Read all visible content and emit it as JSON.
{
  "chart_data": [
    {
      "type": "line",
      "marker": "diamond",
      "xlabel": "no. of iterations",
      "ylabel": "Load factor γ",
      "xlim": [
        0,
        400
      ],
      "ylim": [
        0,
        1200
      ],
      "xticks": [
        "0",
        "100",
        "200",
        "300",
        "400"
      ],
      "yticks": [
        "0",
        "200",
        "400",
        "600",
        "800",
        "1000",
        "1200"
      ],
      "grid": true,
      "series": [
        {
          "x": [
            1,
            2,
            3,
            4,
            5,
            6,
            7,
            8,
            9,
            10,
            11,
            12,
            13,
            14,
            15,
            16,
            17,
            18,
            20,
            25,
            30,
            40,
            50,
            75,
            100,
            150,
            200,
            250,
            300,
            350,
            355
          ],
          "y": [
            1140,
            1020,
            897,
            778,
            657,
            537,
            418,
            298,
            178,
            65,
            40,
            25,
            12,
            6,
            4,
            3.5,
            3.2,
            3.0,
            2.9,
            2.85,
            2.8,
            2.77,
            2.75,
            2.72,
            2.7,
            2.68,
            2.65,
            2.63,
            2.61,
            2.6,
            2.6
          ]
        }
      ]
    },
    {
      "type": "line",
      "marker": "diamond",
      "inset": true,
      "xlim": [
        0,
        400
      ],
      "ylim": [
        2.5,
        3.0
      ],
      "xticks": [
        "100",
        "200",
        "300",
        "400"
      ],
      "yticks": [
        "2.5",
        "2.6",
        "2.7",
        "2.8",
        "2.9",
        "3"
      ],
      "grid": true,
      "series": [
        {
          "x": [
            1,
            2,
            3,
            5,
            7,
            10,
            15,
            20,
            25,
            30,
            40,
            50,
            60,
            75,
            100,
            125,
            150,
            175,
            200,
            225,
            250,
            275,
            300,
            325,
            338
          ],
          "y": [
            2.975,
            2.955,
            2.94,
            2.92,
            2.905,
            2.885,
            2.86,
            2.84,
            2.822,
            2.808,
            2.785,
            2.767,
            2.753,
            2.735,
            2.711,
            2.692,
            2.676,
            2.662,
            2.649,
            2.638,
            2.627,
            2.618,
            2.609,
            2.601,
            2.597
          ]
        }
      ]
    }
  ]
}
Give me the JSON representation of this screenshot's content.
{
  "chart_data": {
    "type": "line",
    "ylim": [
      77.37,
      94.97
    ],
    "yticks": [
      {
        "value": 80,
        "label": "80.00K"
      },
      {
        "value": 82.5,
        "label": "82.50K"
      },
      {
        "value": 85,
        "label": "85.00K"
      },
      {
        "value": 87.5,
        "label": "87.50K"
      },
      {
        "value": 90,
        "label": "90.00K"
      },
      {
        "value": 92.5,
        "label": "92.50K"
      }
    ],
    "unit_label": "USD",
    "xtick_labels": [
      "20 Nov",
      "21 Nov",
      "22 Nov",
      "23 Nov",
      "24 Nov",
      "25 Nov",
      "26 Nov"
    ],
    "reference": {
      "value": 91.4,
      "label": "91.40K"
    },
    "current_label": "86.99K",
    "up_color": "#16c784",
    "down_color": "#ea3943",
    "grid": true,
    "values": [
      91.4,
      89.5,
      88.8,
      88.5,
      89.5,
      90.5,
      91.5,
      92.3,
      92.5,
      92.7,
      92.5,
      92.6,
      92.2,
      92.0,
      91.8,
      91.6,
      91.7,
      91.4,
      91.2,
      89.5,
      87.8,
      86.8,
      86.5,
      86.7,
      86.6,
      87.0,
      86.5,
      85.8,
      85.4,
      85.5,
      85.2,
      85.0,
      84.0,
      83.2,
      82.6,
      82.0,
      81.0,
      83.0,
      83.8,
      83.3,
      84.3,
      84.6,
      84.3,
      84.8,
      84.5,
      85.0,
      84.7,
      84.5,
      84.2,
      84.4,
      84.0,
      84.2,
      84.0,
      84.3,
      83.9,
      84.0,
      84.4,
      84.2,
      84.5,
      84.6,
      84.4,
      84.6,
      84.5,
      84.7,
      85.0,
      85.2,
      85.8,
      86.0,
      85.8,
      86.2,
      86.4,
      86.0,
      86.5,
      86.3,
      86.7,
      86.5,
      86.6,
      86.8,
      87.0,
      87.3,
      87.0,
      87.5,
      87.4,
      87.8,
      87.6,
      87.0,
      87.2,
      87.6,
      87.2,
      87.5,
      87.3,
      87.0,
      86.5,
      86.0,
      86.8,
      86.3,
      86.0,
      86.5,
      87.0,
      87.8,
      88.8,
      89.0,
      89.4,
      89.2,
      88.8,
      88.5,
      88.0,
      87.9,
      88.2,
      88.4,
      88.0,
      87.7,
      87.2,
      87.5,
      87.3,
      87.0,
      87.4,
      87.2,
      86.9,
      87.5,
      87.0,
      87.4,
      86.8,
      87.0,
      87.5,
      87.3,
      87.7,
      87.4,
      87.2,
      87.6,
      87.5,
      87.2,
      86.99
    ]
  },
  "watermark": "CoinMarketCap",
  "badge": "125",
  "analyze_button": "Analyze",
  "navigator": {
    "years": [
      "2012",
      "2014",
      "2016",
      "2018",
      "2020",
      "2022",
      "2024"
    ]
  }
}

▶ **Task description**: Retype all of the data shown above, word for word.

▶ **Problem solution**:
Read all visible content and emit it as JSON.
{
  "chart_data": [
    {
      "type": "line",
      "marker": "diamond",
      "xlabel": "no. of iterations",
      "ylabel": "Load factor γ",
      "xlim": [
        0,
        400
      ],
      "ylim": [
        0,
        1200
      ],
      "xticks": [
        "0",
        "100",
        "200",
        "300",
        "400"
      ],
      "yticks": [
        "0",
        "200",
        "400",
        "600",
        "800",
        "1000",
        "1200"
      ],
      "grid": true,
      "series": [
        {
          "x": [
            1,
            2,
            3,
            4,
            5,
            6,
            7,
            8,
            9,
            10,
            11,
            12,
            13,
            14,
            15,
            16,
            17,
            18,
            20,
            25,
            30,
            40,
            50,
            75,
            100,
            150,
            200,
            250,
            300,
            350,
            355
          ],
          "y": [
            1140,
            1020,
            897,
            778,
            657,
            537,
            418,
            298,
            178,
            65,
            40,
            25,
            12,
            6,
            4,
            3.5,
            3.2,
            3.0,
            2.9,
            2.85,
            2.8,
            2.77,
            2.75,
            2.72,
            2.7,
            2.68,
            2.65,
            2.63,
            2.61,
            2.6,
            2.6
          ]
        }
      ]
    },
    {
      "type": "line",
      "marker": "diamond",
      "inset": true,
      "xlim": [
        0,
        400
      ],
      "ylim": [
        2.5,
        3.0
      ],
      "xticks": [
        "100",
        "200",
        "300",
        "400"
      ],
      "yticks": [
        "2.5",
        "2.6",
        "2.7",
        "2.8",
        "2.9",
        "3"
      ],
      "grid": true,
      "series": [
        {
          "x": [
            1,
            2,
            3,
            5,
            7,
            10,
            15,
            20,
            25,
            30,
            40,
            50,
            60,
            75,
            100,
            125,
            150,
            175,
            200,
            225,
            250,
            275,
            300,
            325,
            338
          ],
          "y": [
            2.975,
            2.955,
            2.94,
            2.92,
            2.905,
            2.885,
            2.86,
            2.84,
            2.822,
            2.808,
            2.785,
            2.767,
            2.753,
            2.735,
            2.711,
            2.692,
            2.676,
            2.662,
            2.649,
            2.638,
            2.627,
            2.618,
            2.609,
            2.601,
            2.597
          ]
        }
      ]
    }
  ]
}
Give me the JSON representation of this screenshot's content.
{
  "chart_data": {
    "type": "line",
    "ylim": [
      77.37,
      94.97
    ],
    "yticks": [
      {
        "value": 80,
        "label": "80.00K"
      },
      {
        "value": 82.5,
        "label": "82.50K"
      },
      {
        "value": 85,
        "label": "85.00K"
      },
      {
        "value": 87.5,
        "label": "87.50K"
      },
      {
        "value": 90,
        "label": "90.00K"
      },
      {
        "value": 92.5,
        "label": "92.50K"
      }
    ],
    "unit_label": "USD",
    "xtick_labels": [
      "20 Nov",
      "21 Nov",
      "22 Nov",
      "23 Nov",
      "24 Nov",
      "25 Nov",
      "26 Nov"
    ],
    "reference": {
      "value": 91.4,
      "label": "91.40K"
    },
    "current_label": "86.99K",
    "up_color": "#16c784",
    "down_color": "#ea3943",
    "grid": true,
    "values": [
      91.4,
      89.5,
      88.8,
      88.5,
      89.5,
      90.5,
      91.5,
      92.3,
      92.5,
      92.7,
      92.5,
      92.6,
      92.2,
      92.0,
      91.8,
      91.6,
      91.7,
      91.4,
      91.2,
      89.5,
      87.8,
      86.8,
      86.5,
      86.7,
      86.6,
      87.0,
      86.5,
      85.8,
      85.4,
      85.5,
      85.2,
      85.0,
      84.0,
      83.2,
      82.6,
      82.0,
      81.0,
      83.0,
      83.8,
      83.3,
      84.3,
      84.6,
      84.3,
      84.8,
      84.5,
      85.0,
      84.7,
      84.5,
      84.2,
      84.4,
      84.0,
      84.2,
      84.0,
      84.3,
      83.9,
      84.0,
      84.4,
      84.2,
      84.5,
      84.6,
      84.4,
      84.6,
      84.5,
      84.7,
      85.0,
      85.2,
      85.8,
      86.0,
      85.8,
      86.2,
      86.4,
      86.0,
      86.5,
      86.3,
      86.7,
      86.5,
      86.6,
      86.8,
      87.0,
      87.3,
      87.0,
      87.5,
      87.4,
      87.8,
      87.6,
      87.0,
      87.2,
      87.6,
      87.2,
      87.5,
      87.3,
      87.0,
      86.5,
      86.0,
      86.8,
      86.3,
      86.0,
      86.5,
      87.0,
      87.8,
      88.8,
      89.0,
      89.4,
      89.2,
      88.8,
      88.5,
      88.0,
      87.9,
      88.2,
      88.4,
      88.0,
      87.7,
      87.2,
      87.5,
      87.3,
      87.0,
      87.4,
      87.2,
      86.9,
      87.5,
      87.0,
      87.4,
      86.8,
      87.0,
      87.5,
      87.3,
      87.7,
      87.4,
      87.2,
      87.6,
      87.5,
      87.2,
      86.99
    ]
  },
  "watermark": "CoinMarketCap",
  "badge": "125",
  "analyze_button": "Analyze",
  "navigator": {
    "years": [
      "2012",
      "2014",
      "2016",
      "2018",
      "2020",
      "2022",
      "2024"
    ]
  }
}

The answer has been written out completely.